*THE EXERCISE*: Omit all images. Write out the rest of the material exactly.

▬▬▬▬▬▬▬▬▬▬

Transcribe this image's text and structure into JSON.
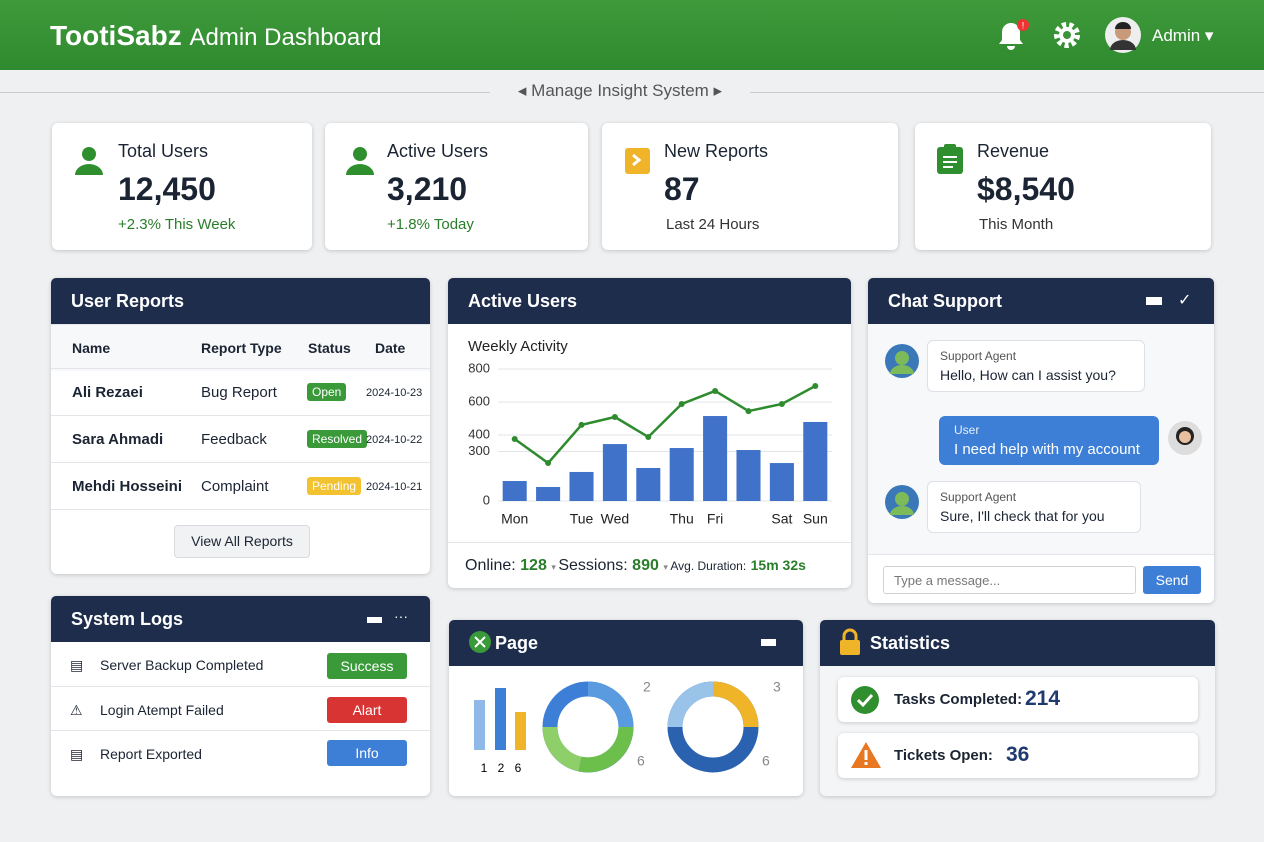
{
  "header": {
    "brand": "TootiSabz",
    "title": "Admin Dashboard",
    "notifications": "!",
    "user": "Admin"
  },
  "subtitle": "Manage Insight System",
  "stats": [
    {
      "label": "Total Users",
      "value": "12,450",
      "note": "+2.3% This Week"
    },
    {
      "label": "Active Users",
      "value": "3,210",
      "note": "+1.8% Today"
    },
    {
      "label": "New Reports",
      "value": "87",
      "note": "Last 24 Hours"
    },
    {
      "label": "Revenue",
      "value": "$8,540",
      "note": "This Month"
    }
  ],
  "user_reports": {
    "title": "User Reports",
    "columns": [
      "Name",
      "Report Type",
      "Status",
      "Date"
    ],
    "rows": [
      [
        "Ali Rezaei",
        "Bug Report",
        "Open",
        "2024-10-23"
      ],
      [
        "Sara Ahmadi",
        "Feedback",
        "Resolved",
        "2024-10-22"
      ],
      [
        "Mehdi Hosseini",
        "Complaint",
        "Pending",
        "2024-10-21"
      ]
    ],
    "button": "View All Reports"
  },
  "active_users": {
    "title": "Active Users",
    "footer": [
      {
        "label": "Online:",
        "value": "128"
      },
      {
        "label": "Sessions:",
        "value": "890"
      },
      {
        "label": "Avg. Duration:",
        "value": "15m 32s"
      }
    ]
  },
  "chart_data": {
    "type": "bar",
    "title": "Weekly Activity",
    "categories": [
      "Mon",
      null,
      "Tue",
      "Wed",
      null,
      "Thu",
      "Fri",
      null,
      "Sat",
      "Sun"
    ],
    "series": [
      {
        "type": "bar",
        "color": "#3f72c8",
        "values": [
          121,
          85,
          176,
          345,
          200,
          321,
          515,
          309,
          230,
          479
        ]
      },
      {
        "type": "line",
        "color": "#2e8b2e",
        "values": [
          376,
          230,
          461,
          509,
          388,
          588,
          667,
          545,
          588,
          697
        ]
      }
    ],
    "ylim": [
      0,
      800
    ],
    "yticks": [
      0,
      300,
      400,
      600,
      800
    ],
    "grid": true
  },
  "chat": {
    "title": "Chat Support",
    "messages": [
      {
        "sender": "Support Agent",
        "text": "Hello, How can I assist you?"
      },
      {
        "sender": "User",
        "text": "I need help with my account"
      },
      {
        "sender": "Support Agent",
        "text": "Sure, I'll check that for you"
      }
    ],
    "placeholder": "Type a message...",
    "send": "Send"
  },
  "logs": {
    "title": "System Logs",
    "items": [
      {
        "text": "Server Backup Completed",
        "status": "Success"
      },
      {
        "text": "Login Atempt Failed",
        "status": "Alart"
      },
      {
        "text": "Report Exported",
        "status": "Info"
      }
    ]
  },
  "page_panel": {
    "title": "Page",
    "bar_labels": [
      "1",
      "2",
      "6"
    ],
    "donut_labels": [
      "2",
      "6",
      "3",
      "6"
    ]
  },
  "statistics": {
    "title": "Statistics",
    "items": [
      {
        "label": "Tasks Completed:",
        "value": "214"
      },
      {
        "label": "Tickets Open:",
        "value": "36"
      }
    ]
  }
}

▬▬▬▬▬▬▬▬▬▬

*FINISHED TASK*:
Transcribe this image's text and structure into JSON.
{
  "header": {
    "brand": "TootiSabz",
    "title": "Admin Dashboard",
    "notifications": "!",
    "user": "Admin"
  },
  "subtitle": "Manage Insight System",
  "stats": [
    {
      "label": "Total Users",
      "value": "12,450",
      "note": "+2.3% This Week"
    },
    {
      "label": "Active Users",
      "value": "3,210",
      "note": "+1.8% Today"
    },
    {
      "label": "New Reports",
      "value": "87",
      "note": "Last 24 Hours"
    },
    {
      "label": "Revenue",
      "value": "$8,540",
      "note": "This Month"
    }
  ],
  "user_reports": {
    "title": "User Reports",
    "columns": [
      "Name",
      "Report Type",
      "Status",
      "Date"
    ],
    "rows": [
      [
        "Ali Rezaei",
        "Bug Report",
        "Open",
        "2024-10-23"
      ],
      [
        "Sara Ahmadi",
        "Feedback",
        "Resolved",
        "2024-10-22"
      ],
      [
        "Mehdi Hosseini",
        "Complaint",
        "Pending",
        "2024-10-21"
      ]
    ],
    "button": "View All Reports"
  },
  "active_users": {
    "title": "Active Users",
    "footer": [
      {
        "label": "Online:",
        "value": "128"
      },
      {
        "label": "Sessions:",
        "value": "890"
      },
      {
        "label": "Avg. Duration:",
        "value": "15m 32s"
      }
    ]
  },
  "chart_data": {
    "type": "bar",
    "title": "Weekly Activity",
    "categories": [
      "Mon",
      null,
      "Tue",
      "Wed",
      null,
      "Thu",
      "Fri",
      null,
      "Sat",
      "Sun"
    ],
    "series": [
      {
        "type": "bar",
        "color": "#3f72c8",
        "values": [
          121,
          85,
          176,
          345,
          200,
          321,
          515,
          309,
          230,
          479
        ]
      },
      {
        "type": "line",
        "color": "#2e8b2e",
        "values": [
          376,
          230,
          461,
          509,
          388,
          588,
          667,
          545,
          588,
          697
        ]
      }
    ],
    "ylim": [
      0,
      800
    ],
    "yticks": [
      0,
      300,
      400,
      600,
      800
    ],
    "grid": true
  },
  "chat": {
    "title": "Chat Support",
    "messages": [
      {
        "sender": "Support Agent",
        "text": "Hello, How can I assist you?"
      },
      {
        "sender": "User",
        "text": "I need help with my account"
      },
      {
        "sender": "Support Agent",
        "text": "Sure, I'll check that for you"
      }
    ],
    "placeholder": "Type a message...",
    "send": "Send"
  },
  "logs": {
    "title": "System Logs",
    "items": [
      {
        "text": "Server Backup Completed",
        "status": "Success"
      },
      {
        "text": "Login Atempt Failed",
        "status": "Alart"
      },
      {
        "text": "Report Exported",
        "status": "Info"
      }
    ]
  },
  "page_panel": {
    "title": "Page",
    "bar_labels": [
      "1",
      "2",
      "6"
    ],
    "donut_labels": [
      "2",
      "6",
      "3",
      "6"
    ]
  },
  "statistics": {
    "title": "Statistics",
    "items": [
      {
        "label": "Tasks Completed:",
        "value": "214"
      },
      {
        "label": "Tickets Open:",
        "value": "36"
      }
    ]
  }
}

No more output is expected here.